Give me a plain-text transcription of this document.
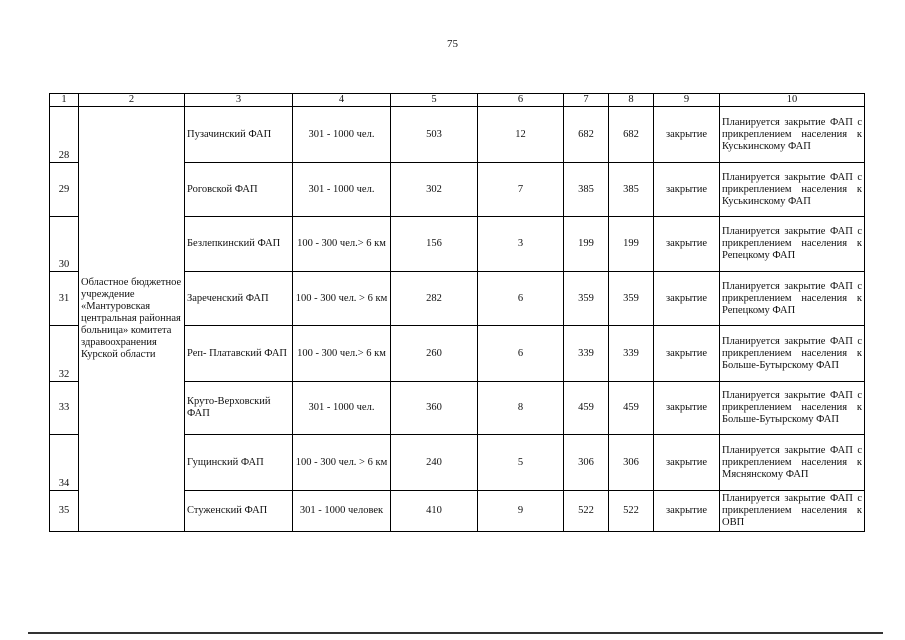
75
1	2	3	4	5	6	7	8	9	10
28	Областное бюджетное учреждение «Мантуровская центральная районная больница» комитета здравоохранения Курской области	Пузачинский ФАП	301 - 1000 чел.	503	12	682	682	закрытие	Планируется закрытие ФАП с прикреплением населения к Куськинскому ФАП
29		Роговской ФАП	301 - 1000 чел.	302	7	385	385	закрытие	Планируется закрытие ФАП с прикреплением населения к Куськинскому ФАП
30		Безлепкинский ФАП	100 - 300 чел.> 6 км	156	3	199	199	закрытие	Планируется закрытие ФАП с прикреплением населения к Репецкому ФАП
31		Зареченский ФАП	100 - 300 чел. > 6 км	282	6	359	359	закрытие	Планируется закрытие ФАП с прикреплением населения к Репецкому ФАП
32		Реп- Платавский ФАП	100 - 300 чел.> 6 км	260	6	339	339	закрытие	Планируется закрытие ФАП с прикреплением населения к Больше-Бутырскому ФАП
33		Круто-Верховский ФАП	301 - 1000 чел.	360	8	459	459	закрытие	Планируется закрытие ФАП с прикреплением населения к Больше-Бутырскому ФАП
34		Гущинский ФАП	100 - 300 чел. > 6 км	240	5	306	306	закрытие	Планируется закрытие ФАП с прикреплением населения к Мяснянскому ФАП
35		Стуженский ФАП	301 - 1000 человек	410	9	522	522	закрытие	Планируется закрытие ФАП с прикреплением населения к ОВП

....

§ **SET TASK**
Search the lines for the word "Бутырскому" and report how many contain it, by number only.

§ **TASK SOLUTION**
2